Task instructions: Gather up all lines that carry the word "Device".

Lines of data
━━━

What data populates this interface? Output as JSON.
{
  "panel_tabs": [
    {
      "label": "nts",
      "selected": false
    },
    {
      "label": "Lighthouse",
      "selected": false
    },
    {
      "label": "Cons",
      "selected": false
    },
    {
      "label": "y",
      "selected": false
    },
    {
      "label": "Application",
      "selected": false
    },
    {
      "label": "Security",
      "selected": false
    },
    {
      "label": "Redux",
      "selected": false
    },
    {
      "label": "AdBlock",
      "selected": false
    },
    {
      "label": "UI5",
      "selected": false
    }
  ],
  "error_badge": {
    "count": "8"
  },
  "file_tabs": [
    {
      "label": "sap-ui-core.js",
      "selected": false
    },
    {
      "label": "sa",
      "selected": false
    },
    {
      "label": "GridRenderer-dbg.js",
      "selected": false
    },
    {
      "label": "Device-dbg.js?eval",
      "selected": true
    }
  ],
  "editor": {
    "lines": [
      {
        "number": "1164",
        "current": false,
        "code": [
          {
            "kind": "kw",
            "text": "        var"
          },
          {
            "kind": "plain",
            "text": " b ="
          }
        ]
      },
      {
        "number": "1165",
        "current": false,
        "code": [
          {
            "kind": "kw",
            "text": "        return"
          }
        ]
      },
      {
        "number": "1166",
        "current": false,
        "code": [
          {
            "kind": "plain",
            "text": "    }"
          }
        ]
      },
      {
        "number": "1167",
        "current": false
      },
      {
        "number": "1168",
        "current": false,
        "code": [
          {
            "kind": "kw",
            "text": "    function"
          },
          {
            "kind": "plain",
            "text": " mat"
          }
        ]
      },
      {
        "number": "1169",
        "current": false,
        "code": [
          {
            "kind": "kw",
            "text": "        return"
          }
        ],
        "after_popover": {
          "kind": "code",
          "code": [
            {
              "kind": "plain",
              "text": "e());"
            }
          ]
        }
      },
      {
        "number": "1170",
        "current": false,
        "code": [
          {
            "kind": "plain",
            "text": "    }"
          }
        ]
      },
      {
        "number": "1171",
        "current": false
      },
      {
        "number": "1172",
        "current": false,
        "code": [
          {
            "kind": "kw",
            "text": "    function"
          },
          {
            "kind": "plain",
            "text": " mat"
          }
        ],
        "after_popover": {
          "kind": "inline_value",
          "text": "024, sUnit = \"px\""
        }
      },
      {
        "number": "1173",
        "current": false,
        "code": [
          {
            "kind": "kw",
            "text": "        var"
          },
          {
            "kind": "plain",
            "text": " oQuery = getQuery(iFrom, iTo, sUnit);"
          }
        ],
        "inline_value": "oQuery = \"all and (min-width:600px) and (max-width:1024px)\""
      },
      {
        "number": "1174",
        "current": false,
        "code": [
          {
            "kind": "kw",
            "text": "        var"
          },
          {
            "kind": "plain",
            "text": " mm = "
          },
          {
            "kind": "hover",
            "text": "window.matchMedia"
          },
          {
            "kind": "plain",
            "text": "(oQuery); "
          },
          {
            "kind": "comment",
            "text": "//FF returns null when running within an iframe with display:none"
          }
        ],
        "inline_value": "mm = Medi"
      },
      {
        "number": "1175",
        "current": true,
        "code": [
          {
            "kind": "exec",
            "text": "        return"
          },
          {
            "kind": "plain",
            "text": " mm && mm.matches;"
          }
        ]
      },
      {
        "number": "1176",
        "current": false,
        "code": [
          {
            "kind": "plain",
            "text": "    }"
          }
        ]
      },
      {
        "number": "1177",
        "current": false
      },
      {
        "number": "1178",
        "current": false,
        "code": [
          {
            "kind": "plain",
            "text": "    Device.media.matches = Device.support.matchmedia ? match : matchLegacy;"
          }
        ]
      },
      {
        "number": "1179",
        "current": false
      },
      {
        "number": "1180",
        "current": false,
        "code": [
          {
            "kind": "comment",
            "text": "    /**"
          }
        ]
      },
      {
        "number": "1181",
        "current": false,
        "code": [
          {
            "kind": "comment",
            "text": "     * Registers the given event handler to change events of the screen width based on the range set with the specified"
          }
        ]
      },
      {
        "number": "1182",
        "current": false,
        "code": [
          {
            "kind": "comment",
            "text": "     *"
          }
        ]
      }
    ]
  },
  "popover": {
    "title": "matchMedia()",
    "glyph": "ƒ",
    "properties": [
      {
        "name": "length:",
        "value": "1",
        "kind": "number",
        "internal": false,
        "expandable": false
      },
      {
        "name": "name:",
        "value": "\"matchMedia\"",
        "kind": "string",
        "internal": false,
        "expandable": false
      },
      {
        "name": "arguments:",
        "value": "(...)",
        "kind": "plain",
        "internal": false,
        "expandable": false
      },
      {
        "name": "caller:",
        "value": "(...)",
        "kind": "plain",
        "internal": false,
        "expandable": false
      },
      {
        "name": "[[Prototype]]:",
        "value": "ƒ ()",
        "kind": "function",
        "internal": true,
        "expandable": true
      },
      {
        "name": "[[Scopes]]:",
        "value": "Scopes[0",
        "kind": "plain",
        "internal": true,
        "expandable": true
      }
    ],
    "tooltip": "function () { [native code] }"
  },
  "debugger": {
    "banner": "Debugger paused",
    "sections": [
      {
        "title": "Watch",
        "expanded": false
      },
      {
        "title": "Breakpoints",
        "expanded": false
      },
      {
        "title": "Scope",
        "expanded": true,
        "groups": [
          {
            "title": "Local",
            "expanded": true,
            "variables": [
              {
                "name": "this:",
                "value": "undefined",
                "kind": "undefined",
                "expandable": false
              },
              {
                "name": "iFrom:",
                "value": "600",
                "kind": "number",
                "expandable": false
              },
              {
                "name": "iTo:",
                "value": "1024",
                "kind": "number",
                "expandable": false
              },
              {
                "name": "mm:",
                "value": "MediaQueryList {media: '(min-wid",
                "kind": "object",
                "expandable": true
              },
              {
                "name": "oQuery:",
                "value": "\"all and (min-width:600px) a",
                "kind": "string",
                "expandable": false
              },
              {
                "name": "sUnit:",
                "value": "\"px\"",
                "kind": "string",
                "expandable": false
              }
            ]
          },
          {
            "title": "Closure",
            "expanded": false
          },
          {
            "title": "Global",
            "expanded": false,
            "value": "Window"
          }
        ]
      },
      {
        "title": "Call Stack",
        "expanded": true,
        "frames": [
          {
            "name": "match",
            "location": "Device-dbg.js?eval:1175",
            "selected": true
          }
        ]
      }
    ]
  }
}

━━━

Response:
      "label": "Device-dbg.js?eval",
            "text": "    Device.media.matches = Device.support.matchmedia ? match : matchLegacy;"
            "location": "Device-dbg.js?eval:1175",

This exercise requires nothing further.